• _Set task_
Render every line of the items below as a Markdown table with two columns, Row for the row number and Text for the line itself, and skip blank lines. Leave the pictures out of the table.

===============

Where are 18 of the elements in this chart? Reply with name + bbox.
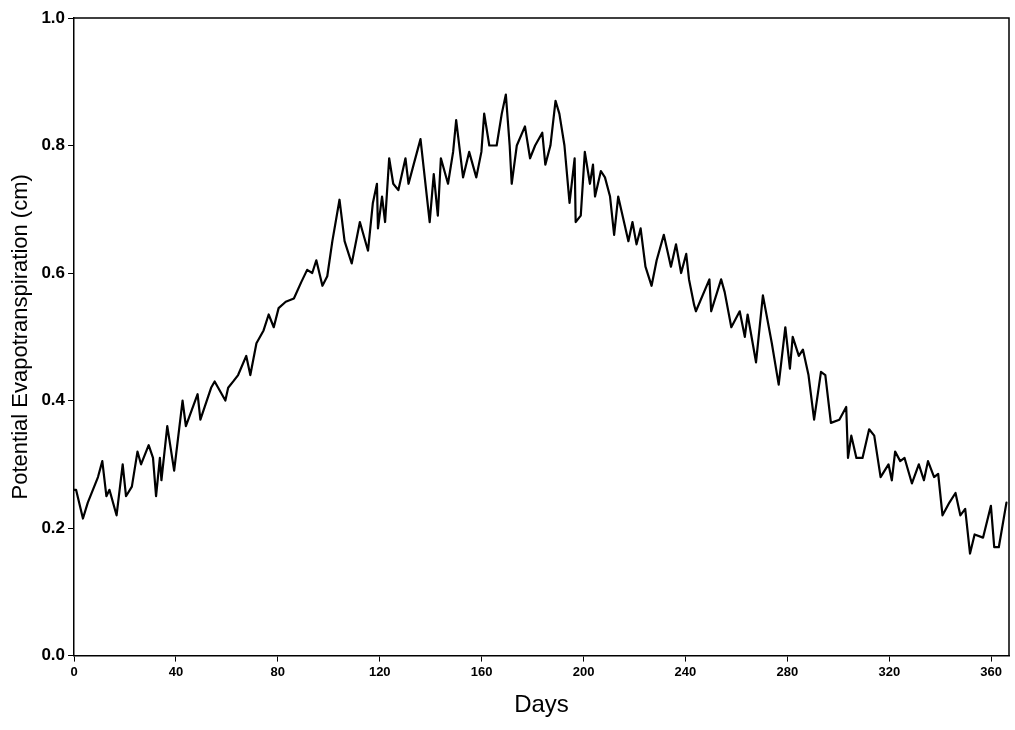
y-tick-label: 0.6	[41, 262, 66, 282]
x-tick-label: 40	[168, 663, 184, 679]
x-tick-label: 120	[368, 663, 391, 679]
y-tick-label: 0.4	[41, 390, 66, 410]
x-tick-label: 200	[572, 663, 595, 679]
x-tick-label: 360	[980, 663, 1003, 679]
x-tick-label: 0	[70, 663, 78, 679]
x-tick-label: 80	[270, 663, 286, 679]
x-tick-label: 160	[470, 663, 493, 679]
y-tick-label: 0.0	[41, 645, 66, 665]
x-axis-title: Days	[514, 690, 569, 718]
y-tick-label: 0.2	[41, 517, 66, 537]
y-axis-title: Potential Evapotranspiration (cm)	[7, 174, 33, 500]
y-tick-label: 0.8	[41, 135, 66, 155]
x-tick-label: 240	[674, 663, 697, 679]
y-tick-label: 1.0	[41, 7, 66, 27]
x-tick-label: 320	[878, 663, 901, 679]
x-tick-label: 280	[776, 663, 799, 679]
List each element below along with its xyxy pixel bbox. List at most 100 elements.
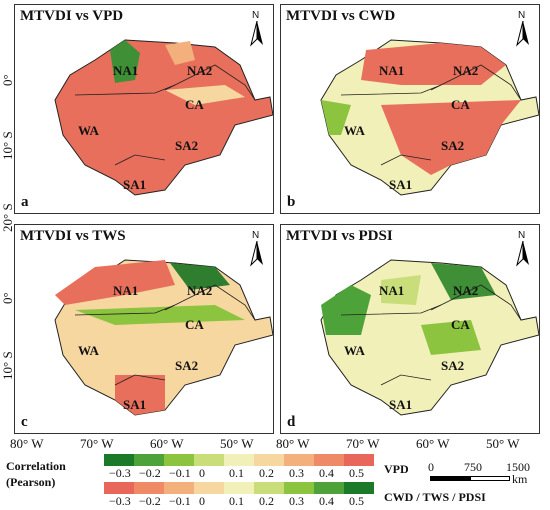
colorbar-cwd-ticks: −0.3 −0.2 −0.1 0 0.1 0.2 0.3 0.4 0.5 <box>104 494 374 510</box>
region-label: SA2 <box>175 358 199 373</box>
colorbar-swatch <box>224 454 254 466</box>
region-label: CA <box>451 317 470 332</box>
colorbar-tick: 0 <box>199 494 205 508</box>
colorbar-vpd-ticks: −0.3 −0.2 −0.1 0 0.1 0.2 0.3 0.4 0.5 <box>104 466 374 482</box>
colorbar-tick: −0.1 <box>169 466 191 480</box>
region-label: WA <box>344 343 365 358</box>
region-label: SA1 <box>389 397 413 412</box>
colorbar-swatch <box>104 454 134 466</box>
panel-d-letter: d <box>287 414 296 430</box>
colorbar-swatch <box>284 482 314 494</box>
colorbar-tick: 0.2 <box>259 466 274 480</box>
panel-a-vpd: MTVDI vs VPD a N NA1 NA2 CA WA SA2 SA1 <box>14 4 274 214</box>
region-label: NA1 <box>379 63 405 78</box>
colorbar-tick: −0.2 <box>139 494 161 508</box>
region-label: NA2 <box>187 283 213 298</box>
y-axis-label: 0° <box>0 292 15 304</box>
colorbar-cwd-label: CWD / TWS / PDSI <box>384 490 486 504</box>
colorbar-tick: 0.4 <box>319 466 334 480</box>
colorbar-swatch <box>284 454 314 466</box>
region-label: NA2 <box>453 283 479 298</box>
colorbar-cwd-tws-pdsi <box>104 482 374 494</box>
colorbar-swatch <box>194 482 224 494</box>
panel-c-tws: MTVDI vs TWS c N NA1 NA2 CA WA SA2 SA1 <box>14 224 274 434</box>
x-axis-label: 60° W <box>416 436 450 451</box>
north-arrow-icon: N <box>515 230 531 267</box>
region-label: SA2 <box>441 358 465 373</box>
region-label: SA1 <box>389 177 413 192</box>
colorbar-swatch <box>104 482 134 494</box>
map-tws <box>54 259 273 416</box>
colorbar-swatch <box>164 482 194 494</box>
x-axis-label: 80° W <box>10 436 44 451</box>
colorbar-swatch <box>344 482 374 494</box>
region-label: NA1 <box>113 283 139 298</box>
north-arrow-icon: N <box>249 10 265 47</box>
region-label: SA1 <box>123 397 147 412</box>
colorbar-swatch <box>224 482 254 494</box>
colorbar-swatch <box>254 482 284 494</box>
colorbar-vpd-label: VPD <box>384 462 409 476</box>
region-label: CA <box>185 97 204 112</box>
colorbar-swatch <box>134 482 164 494</box>
x-axis-label: 70° W <box>80 436 114 451</box>
colorbar-swatch <box>314 482 344 494</box>
region-label: NA1 <box>379 283 405 298</box>
colorbar-swatch <box>314 454 344 466</box>
region-label: WA <box>78 343 99 358</box>
region-label: SA1 <box>123 177 147 192</box>
region-label: NA2 <box>187 63 213 78</box>
map-pdsi <box>320 259 539 416</box>
region-label: WA <box>344 123 365 138</box>
colorbar-tick: −0.1 <box>169 494 191 508</box>
region-label: CA <box>185 317 204 332</box>
colorbar-swatch <box>164 454 194 466</box>
panel-c-title: MTVDI vs TWS <box>20 228 126 244</box>
x-axis-label: 50° W <box>220 436 254 451</box>
x-axis-label: 60° W <box>150 436 184 451</box>
colorbar-tick: 0.1 <box>229 494 244 508</box>
region-label: SA2 <box>175 138 199 153</box>
region-label: NA1 <box>113 63 139 78</box>
panel-d-pdsi: MTVDI vs PDSI d N NA1 NA2 CA WA SA2 SA1 <box>280 224 540 434</box>
x-axis-label: 80° W <box>276 436 310 451</box>
north-arrow-icon: N <box>249 230 265 267</box>
panel-b-title: MTVDI vs CWD <box>286 8 396 24</box>
colorbar-tick: 0 <box>199 466 205 480</box>
colorbar-swatch <box>344 454 374 466</box>
colorbar-tick: −0.3 <box>109 494 131 508</box>
region-label: WA <box>78 123 99 138</box>
colorbar-swatch <box>194 454 224 466</box>
colorbar-tick: 0.4 <box>319 494 334 508</box>
region-label: CA <box>451 97 470 112</box>
panel-a-title: MTVDI vs VPD <box>20 8 124 24</box>
y-axis-label: 10° S <box>0 351 15 380</box>
colorbar-tick: 0.5 <box>349 466 364 480</box>
colorbar-tick: 0.1 <box>229 466 244 480</box>
north-arrow-icon: N <box>515 10 531 47</box>
map-vpd <box>54 39 273 196</box>
scale-bar: 0 750 1500 km <box>428 460 530 486</box>
y-axis-label: 10° S <box>0 131 15 160</box>
colorbar-tick: 0.5 <box>349 494 364 508</box>
panel-c-letter: c <box>21 414 28 430</box>
panel-d-title: MTVDI vs PDSI <box>286 228 393 244</box>
colorbar-tick: 0.2 <box>259 494 274 508</box>
y-axis-label: 20° S <box>0 203 15 232</box>
colorbar-tick: −0.2 <box>139 466 161 480</box>
x-axis-label: 50° W <box>486 436 520 451</box>
colorbar-swatch <box>254 454 284 466</box>
region-label: NA2 <box>453 63 479 78</box>
map-cwd <box>320 39 539 196</box>
colorbar-tick: 0.3 <box>289 494 304 508</box>
y-axis-label: 0° <box>0 74 15 86</box>
region-label: SA2 <box>441 138 465 153</box>
panel-b-cwd: MTVDI vs CWD b N NA1 NA2 CA WA SA2 SA1 <box>280 4 540 214</box>
panel-a-letter: a <box>21 194 29 210</box>
colorbar-swatch <box>134 454 164 466</box>
x-axis-label: 70° W <box>346 436 380 451</box>
colorbar-tick: −0.3 <box>109 466 131 480</box>
colorbar-vpd <box>104 454 374 466</box>
colorbar-tick: 0.3 <box>289 466 304 480</box>
panel-b-letter: b <box>287 194 296 210</box>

===============

• _Output below_
| Row | Text |
|---|---|
| 1 | Where are 18 of the elements in this chart? Reply with name + bbox. |
| 2 | y-tick-label: 0.6	[41, 262, 66, 282] |
| 3 | x-tick-label: 40	[168, 663, 184, 679] |
| 4 | x-tick-label: 120	[368, 663, 391, 679] |
| 5 | y-tick-label: 0.4	[41, 390, 66, 410] |
| 6 | x-tick-label: 200	[572, 663, 595, 679] |
| 7 | x-tick-label: 360	[980, 663, 1003, 679] |
| 8 | x-tick-label: 0	[70, 663, 78, 679] |
| 9 | x-tick-label: 80	[270, 663, 286, 679] |
| 10 | x-tick-label: 160	[470, 663, 493, 679] |
| 11 | y-tick-label: 0.0	[41, 645, 66, 665] |
| 12 | x-axis-title: Days	[514, 690, 569, 718] |
| 13 | y-tick-label: 0.2	[41, 517, 66, 537] |
| 14 | y-axis-title: Potential Evapotranspiration (cm)	[7, 174, 33, 500] |
| 15 | y-tick-label: 0.8	[41, 135, 66, 155] |
| 16 | x-tick-label: 240	[674, 663, 697, 679] |
| 17 | y-tick-label: 1.0	[41, 7, 66, 27] |
| 18 | x-tick-label: 320	[878, 663, 901, 679] |
| 19 | x-tick-label: 280	[776, 663, 799, 679] |
| 20 | List each element below along with its xyxy pixel bbox. List at most 100 elements. |
| 21 | colorbar-cwd-ticks: −0.3 −0.2 −0.1 0 0.1 0.2 0.3 0.4 0.5 <box>104 494 374 510</box> |
| 22 | region-label: SA2 <box>175 358 199 373</box> |
| 23 | colorbar-swatch <box>224 454 254 466</box> |
| 24 | region-label: CA <box>451 317 470 332</box> |
| 25 | colorbar-tick: 0 <box>199 494 205 508</box> |
| 26 | colorbar-vpd-ticks: −0.3 −0.2 −0.1 0 0.1 0.2 0.3 0.4 0.5 <box>104 466 374 482</box> |
| 27 | colorbar-tick: −0.1 <box>169 466 191 480</box> |
| 28 | region-label: WA <box>344 343 365 358</box> |
| 29 | region-label: SA1 <box>389 397 413 412</box> |
| 30 | colorbar-swatch <box>104 454 134 466</box> |
| 31 | panel-d-letter: d <box>287 414 296 430</box> |
| 32 | colorbar-swatch <box>284 482 314 494</box> |
| 33 | colorbar-tick: 0.2 <box>259 466 274 480</box> |
| 34 | panel-a-vpd: MTVDI vs VPD a N NA1 NA2 CA WA SA2 SA1 <box>14 4 274 214</box> |
| 35 | region-label: NA1 <box>379 63 405 78</box> |
| 36 | colorbar-tick: −0.2 <box>139 494 161 508</box> |
| 37 | region-label: NA2 <box>187 283 213 298</box> |
| 38 | y-axis-label: 0° <box>0 292 15 304</box> |
| 39 | colorbar-cwd-label: CWD / TWS / PDSI <box>384 490 486 504</box> |
| 40 | colorbar-tick: 0.4 <box>319 466 334 480</box> |
| 41 | colorbar-swatch <box>284 454 314 466</box> |
| 42 | region-label: NA2 <box>453 283 479 298</box> |
| 43 | colorbar-cwd-tws-pdsi <box>104 482 374 494</box> |
| 44 | colorbar-swatch <box>194 482 224 494</box> |
| 45 | panel-c-tws: MTVDI vs TWS c N NA1 NA2 CA WA SA2 SA1 <box>14 224 274 434</box> |
| 46 | x-axis-label: 60° W <box>416 436 450 451</box> |
| 47 | north-arrow-icon: N <box>515 230 531 267</box> |
| 48 | region-label: SA2 <box>441 358 465 373</box> |
| 49 | region-label: SA1 <box>389 177 413 192</box> |
| 50 | colorbar-swatch <box>104 482 134 494</box> |
| 51 | map-tws <box>54 259 273 416</box> |
| 52 | colorbar-swatch <box>164 482 194 494</box> |
| 53 | x-axis-label: 80° W <box>10 436 44 451</box> |
| 54 | colorbar-swatch <box>344 482 374 494</box> |
| 55 | region-label: NA1 <box>113 283 139 298</box> |
| 56 | north-arrow-icon: N <box>249 10 265 47</box> |
| 57 | region-label: SA1 <box>123 397 147 412</box> |
| 58 | colorbar-swatch <box>224 482 254 494</box> |
| 59 | colorbar-swatch <box>254 482 284 494</box> |
| 60 | colorbar-vpd-label: VPD <box>384 462 409 476</box> |
| 61 | region-label: CA <box>185 97 204 112</box> |
| 62 | colorbar-swatch <box>134 482 164 494</box> |
| 63 | x-axis-label: 70° W <box>80 436 114 451</box> |
| 64 | colorbar-swatch <box>314 482 344 494</box> |
| 65 | region-label: NA1 <box>379 283 405 298</box> |
| 66 | colorbar-swatch <box>314 454 344 466</box> |
| 67 | region-label: WA <box>78 343 99 358</box> |
| 68 | region-label: SA1 <box>123 177 147 192</box> |
| 69 | region-label: NA2 <box>187 63 213 78</box> |
| 70 | map-pdsi <box>320 259 539 416</box> |
| 71 | region-label: WA <box>344 123 365 138</box> |
| 72 | colorbar-tick: −0.1 <box>169 494 191 508</box> |
| 73 | region-label: CA <box>185 317 204 332</box> |
| 74 | colorbar-swatch <box>164 454 194 466</box> |
| 75 | panel-c-title: MTVDI vs TWS <box>20 228 126 244</box> |
| 76 | x-axis-label: 50° W <box>220 436 254 451</box> |
| 77 | x-axis-label: 60° W <box>150 436 184 451</box> |
| 78 | colorbar-tick: 0.1 <box>229 494 244 508</box> |
| 79 | region-label: SA2 <box>175 138 199 153</box> |
| 80 | region-label: NA1 <box>113 63 139 78</box> |
| 81 | panel-d-pdsi: MTVDI vs PDSI d N NA1 NA2 CA WA SA2 SA1 <box>280 224 540 434</box> |
| 82 | x-axis-label: 80° W <box>276 436 310 451</box> |
| 83 | north-arrow-icon: N <box>249 230 265 267</box> |
| 84 | panel-b-title: MTVDI vs CWD <box>286 8 396 24</box> |
| 85 | colorbar-tick: 0 <box>199 466 205 480</box> |
| 86 | colorbar-swatch <box>344 454 374 466</box> |
| 87 | colorbar-tick: −0.3 <box>109 494 131 508</box> |
| 88 | region-label: WA <box>78 123 99 138</box> |
| 89 | colorbar-swatch <box>194 454 224 466</box> |
| 90 | colorbar-tick: 0.4 <box>319 494 334 508</box> |
| 91 | region-label: CA <box>451 97 470 112</box> |
| 92 | panel-a-title: MTVDI vs VPD <box>20 8 124 24</box> |
| 93 | y-axis-label: 10° S <box>0 351 15 380</box> |
| 94 | colorbar-tick: 0.5 <box>349 466 364 480</box> |
| 95 | colorbar-tick: 0.1 <box>229 466 244 480</box> |
| 96 | north-arrow-icon: N <box>515 10 531 47</box> |
| 97 | map-vpd <box>54 39 273 196</box> |
| 98 | scale-bar: 0 750 1500 km <box>428 460 530 486</box> |
| 99 | y-axis-label: 10° S <box>0 131 15 160</box> |
| 100 | colorbar-tick: 0.5 <box>349 494 364 508</box> |
| 101 | panel-c-letter: c <box>21 414 28 430</box> |
| 102 | panel-d-title: MTVDI vs PDSI <box>286 228 393 244</box> |
| 103 | colorbar-tick: 0.2 <box>259 494 274 508</box> |
| 104 | y-axis-label: 20° S <box>0 203 15 232</box> |
| 105 | colorbar-tick: −0.2 <box>139 466 161 480</box> |
| 106 | x-axis-label: 50° W <box>486 436 520 451</box> |
| 107 | colorbar-swatch <box>254 454 284 466</box> |
| 108 | region-label: NA2 <box>453 63 479 78</box> |
| 109 | map-cwd <box>320 39 539 196</box> |
| 110 | colorbar-tick: 0.3 <box>289 494 304 508</box> |
| 111 | y-axis-label: 0° <box>0 74 15 86</box> |
| 112 | region-label: SA2 <box>441 138 465 153</box> |
| 113 | panel-b-cwd: MTVDI vs CWD b N NA1 NA2 CA WA SA2 SA1 <box>280 4 540 214</box> |
| 114 | panel-a-letter: a <box>21 194 29 210</box> |
| 115 | colorbar-swatch <box>134 454 164 466</box> |
| 116 | x-axis-label: 70° W <box>346 436 380 451</box> |
| 117 | colorbar-tick: −0.3 <box>109 466 131 480</box> |
| 118 | colorbar-vpd <box>104 454 374 466</box> |
| 119 | colorbar-tick: 0.3 <box>289 466 304 480</box> |
| 120 | panel-b-letter: b <box>287 194 296 210</box> |